What is asked: Repeat each line word for word.

[Stored data entries]
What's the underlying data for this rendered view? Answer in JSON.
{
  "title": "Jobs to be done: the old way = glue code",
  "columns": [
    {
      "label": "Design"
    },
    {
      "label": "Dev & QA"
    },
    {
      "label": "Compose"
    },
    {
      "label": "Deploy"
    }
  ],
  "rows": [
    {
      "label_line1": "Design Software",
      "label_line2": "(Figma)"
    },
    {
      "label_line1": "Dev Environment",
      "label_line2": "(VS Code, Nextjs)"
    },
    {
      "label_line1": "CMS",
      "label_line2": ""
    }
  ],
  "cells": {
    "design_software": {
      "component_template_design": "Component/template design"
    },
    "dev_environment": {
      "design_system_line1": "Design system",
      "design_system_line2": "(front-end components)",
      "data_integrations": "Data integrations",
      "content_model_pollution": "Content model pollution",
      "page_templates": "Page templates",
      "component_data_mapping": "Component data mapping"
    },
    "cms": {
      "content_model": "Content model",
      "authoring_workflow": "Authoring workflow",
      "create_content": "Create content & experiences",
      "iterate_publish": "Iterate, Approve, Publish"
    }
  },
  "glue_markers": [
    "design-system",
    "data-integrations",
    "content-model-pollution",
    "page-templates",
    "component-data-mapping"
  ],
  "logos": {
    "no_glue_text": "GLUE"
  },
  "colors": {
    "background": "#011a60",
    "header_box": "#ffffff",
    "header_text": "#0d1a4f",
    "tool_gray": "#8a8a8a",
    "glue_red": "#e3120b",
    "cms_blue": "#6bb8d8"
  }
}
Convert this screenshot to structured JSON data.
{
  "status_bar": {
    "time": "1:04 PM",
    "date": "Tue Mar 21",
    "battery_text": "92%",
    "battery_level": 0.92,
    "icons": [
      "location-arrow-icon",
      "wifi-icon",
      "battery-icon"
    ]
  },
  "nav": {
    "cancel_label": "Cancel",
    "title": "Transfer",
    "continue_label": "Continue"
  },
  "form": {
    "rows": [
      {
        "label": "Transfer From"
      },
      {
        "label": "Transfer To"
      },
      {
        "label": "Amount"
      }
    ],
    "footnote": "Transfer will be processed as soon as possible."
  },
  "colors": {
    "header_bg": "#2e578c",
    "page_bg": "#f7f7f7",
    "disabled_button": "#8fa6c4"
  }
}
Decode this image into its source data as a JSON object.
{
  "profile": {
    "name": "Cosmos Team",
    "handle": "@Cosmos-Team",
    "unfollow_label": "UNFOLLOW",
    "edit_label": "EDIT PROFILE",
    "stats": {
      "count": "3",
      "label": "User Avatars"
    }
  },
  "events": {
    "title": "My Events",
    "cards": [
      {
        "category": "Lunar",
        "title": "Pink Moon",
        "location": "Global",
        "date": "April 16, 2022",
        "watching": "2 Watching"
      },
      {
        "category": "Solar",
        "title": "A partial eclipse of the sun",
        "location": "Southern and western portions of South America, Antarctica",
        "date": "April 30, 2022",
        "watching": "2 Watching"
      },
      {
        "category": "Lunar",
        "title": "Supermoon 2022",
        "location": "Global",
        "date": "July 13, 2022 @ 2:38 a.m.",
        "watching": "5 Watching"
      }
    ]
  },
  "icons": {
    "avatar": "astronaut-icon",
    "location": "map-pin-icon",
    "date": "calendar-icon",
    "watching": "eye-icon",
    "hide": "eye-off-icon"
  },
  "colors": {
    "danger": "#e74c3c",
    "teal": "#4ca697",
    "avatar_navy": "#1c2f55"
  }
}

Result of this exercise:
What's the underlying data for this rendered view? Answer in JSON.
{
  "title": "Jobs to be done: the old way = glue code",
  "columns": [
    {
      "label": "Design"
    },
    {
      "label": "Dev & QA"
    },
    {
      "label": "Compose"
    },
    {
      "label": "Deploy"
    }
  ],
  "rows": [
    {
      "label_line1": "Design Software",
      "label_line2": "(Figma)"
    },
    {
      "label_line1": "Dev Environment",
      "label_line2": "(VS Code, Nextjs)"
    },
    {
      "label_line1": "CMS",
      "label_line2": ""
    }
  ],
  "cells": {
    "design_software": {
      "component_template_design": "Component/template design"
    },
    "dev_environment": {
      "design_system_line1": "Design system",
      "design_system_line2": "(front-end components)",
      "data_integrations": "Data integrations",
      "content_model_pollution": "Content model pollution",
      "page_templates": "Page templates",
      "component_data_mapping": "Component data mapping"
    },
    "cms": {
      "content_model": "Content model",
      "authoring_workflow": "Authoring workflow",
      "create_content": "Create content & experiences",
      "iterate_publish": "Iterate, Approve, Publish"
    }
  },
  "glue_markers": [
    "design-system",
    "data-integrations",
    "content-model-pollution",
    "page-templates",
    "component-data-mapping"
  ],
  "logos": {
    "no_glue_text": "GLUE"
  },
  "colors": {
    "background": "#011a60",
    "header_box": "#ffffff",
    "header_text": "#0d1a4f",
    "tool_gray": "#8a8a8a",
    "glue_red": "#e3120b",
    "cms_blue": "#6bb8d8"
  }
}
Convert this screenshot to structured JSON data.
{
  "status_bar": {
    "time": "1:04 PM",
    "date": "Tue Mar 21",
    "battery_text": "92%",
    "battery_level": 0.92,
    "icons": [
      "location-arrow-icon",
      "wifi-icon",
      "battery-icon"
    ]
  },
  "nav": {
    "cancel_label": "Cancel",
    "title": "Transfer",
    "continue_label": "Continue"
  },
  "form": {
    "rows": [
      {
        "label": "Transfer From"
      },
      {
        "label": "Transfer To"
      },
      {
        "label": "Amount"
      }
    ],
    "footnote": "Transfer will be processed as soon as possible."
  },
  "colors": {
    "header_bg": "#2e578c",
    "page_bg": "#f7f7f7",
    "disabled_button": "#8fa6c4"
  }
}
Decode this image into its source data as a JSON object.
{
  "profile": {
    "name": "Cosmos Team",
    "handle": "@Cosmos-Team",
    "unfollow_label": "UNFOLLOW",
    "edit_label": "EDIT PROFILE",
    "stats": {
      "count": "3",
      "label": "User Avatars"
    }
  },
  "events": {
    "title": "My Events",
    "cards": [
      {
        "category": "Lunar",
        "title": "Pink Moon",
        "location": "Global",
        "date": "April 16, 2022",
        "watching": "2 Watching"
      },
      {
        "category": "Solar",
        "title": "A partial eclipse of the sun",
        "location": "Southern and western portions of South America, Antarctica",
        "date": "April 30, 2022",
        "watching": "2 Watching"
      },
      {
        "category": "Lunar",
        "title": "Supermoon 2022",
        "location": "Global",
        "date": "July 13, 2022 @ 2:38 a.m.",
        "watching": "5 Watching"
      }
    ]
  },
  "icons": {
    "avatar": "astronaut-icon",
    "location": "map-pin-icon",
    "date": "calendar-icon",
    "watching": "eye-icon",
    "hide": "eye-off-icon"
  },
  "colors": {
    "danger": "#e74c3c",
    "teal": "#4ca697",
    "avatar_navy": "#1c2f55"
  }
}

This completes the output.